» WRITTEN INSTRUCTION: Find each line containing the string "quality". Copy it.

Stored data
===

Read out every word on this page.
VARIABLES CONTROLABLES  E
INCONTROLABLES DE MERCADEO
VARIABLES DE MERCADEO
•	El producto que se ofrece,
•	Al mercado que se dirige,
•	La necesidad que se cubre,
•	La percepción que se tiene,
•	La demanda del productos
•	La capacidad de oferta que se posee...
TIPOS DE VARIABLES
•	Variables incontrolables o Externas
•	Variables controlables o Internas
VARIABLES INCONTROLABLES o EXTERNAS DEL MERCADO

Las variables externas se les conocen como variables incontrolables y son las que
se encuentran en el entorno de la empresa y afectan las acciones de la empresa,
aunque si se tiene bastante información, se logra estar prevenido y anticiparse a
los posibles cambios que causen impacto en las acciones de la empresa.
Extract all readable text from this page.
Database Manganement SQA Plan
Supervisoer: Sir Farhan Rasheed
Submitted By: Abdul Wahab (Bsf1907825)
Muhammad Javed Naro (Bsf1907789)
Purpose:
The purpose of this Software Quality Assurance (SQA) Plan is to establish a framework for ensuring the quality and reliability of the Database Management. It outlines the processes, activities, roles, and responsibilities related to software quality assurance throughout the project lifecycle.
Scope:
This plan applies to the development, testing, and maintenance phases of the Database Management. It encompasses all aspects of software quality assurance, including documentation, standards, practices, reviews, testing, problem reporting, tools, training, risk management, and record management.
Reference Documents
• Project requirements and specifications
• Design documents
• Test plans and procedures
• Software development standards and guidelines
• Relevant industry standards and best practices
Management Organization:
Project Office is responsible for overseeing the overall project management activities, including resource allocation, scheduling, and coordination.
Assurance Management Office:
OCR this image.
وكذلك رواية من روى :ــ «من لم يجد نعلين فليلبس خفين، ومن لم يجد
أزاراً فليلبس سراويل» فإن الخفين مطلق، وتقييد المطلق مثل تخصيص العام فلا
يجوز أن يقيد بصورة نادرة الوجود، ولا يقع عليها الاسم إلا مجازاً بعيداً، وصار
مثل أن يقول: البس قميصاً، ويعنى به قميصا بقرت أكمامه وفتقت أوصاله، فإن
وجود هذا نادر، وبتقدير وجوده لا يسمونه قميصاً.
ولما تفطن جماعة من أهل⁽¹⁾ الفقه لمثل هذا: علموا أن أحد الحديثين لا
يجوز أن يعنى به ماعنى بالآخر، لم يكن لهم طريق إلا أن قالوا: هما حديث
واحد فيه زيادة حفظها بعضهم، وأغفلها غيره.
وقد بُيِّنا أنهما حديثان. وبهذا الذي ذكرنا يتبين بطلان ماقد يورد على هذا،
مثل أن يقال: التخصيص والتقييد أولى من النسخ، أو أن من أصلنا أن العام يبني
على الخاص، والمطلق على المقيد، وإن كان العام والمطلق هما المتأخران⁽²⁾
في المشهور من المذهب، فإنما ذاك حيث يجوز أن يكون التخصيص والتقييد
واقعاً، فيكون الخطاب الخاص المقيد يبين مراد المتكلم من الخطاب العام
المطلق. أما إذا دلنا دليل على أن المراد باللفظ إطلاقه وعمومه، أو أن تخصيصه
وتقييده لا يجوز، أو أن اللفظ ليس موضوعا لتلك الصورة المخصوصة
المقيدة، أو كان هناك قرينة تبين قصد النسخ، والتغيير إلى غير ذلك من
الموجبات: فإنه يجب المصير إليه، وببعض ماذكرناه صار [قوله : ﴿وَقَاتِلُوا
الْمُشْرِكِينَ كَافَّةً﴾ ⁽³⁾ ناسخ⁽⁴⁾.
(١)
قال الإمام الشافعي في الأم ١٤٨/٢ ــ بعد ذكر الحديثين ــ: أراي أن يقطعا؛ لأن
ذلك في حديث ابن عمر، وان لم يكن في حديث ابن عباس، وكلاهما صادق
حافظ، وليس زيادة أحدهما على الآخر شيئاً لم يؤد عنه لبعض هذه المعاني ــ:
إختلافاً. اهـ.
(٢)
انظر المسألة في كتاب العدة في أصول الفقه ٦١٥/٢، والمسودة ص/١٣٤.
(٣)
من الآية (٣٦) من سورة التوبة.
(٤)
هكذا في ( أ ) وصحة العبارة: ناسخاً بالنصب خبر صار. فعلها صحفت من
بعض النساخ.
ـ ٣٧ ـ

===

» EXERCISE RESPONSE:
The purpose of this Software Quality Assurance (SQA) Plan is to establish a framework for ensuring the quality and reliability of the Database Management. It outlines the processes, activities, roles, and responsibilities related to software quality assurance throughout the project lifecycle.
This plan applies to the development, testing, and maintenance phases of the Database Management. It encompasses all aspects of software quality assurance, including documentation, standards, practices, reviews, testing, problem reporting, tools, training, risk management, and record management.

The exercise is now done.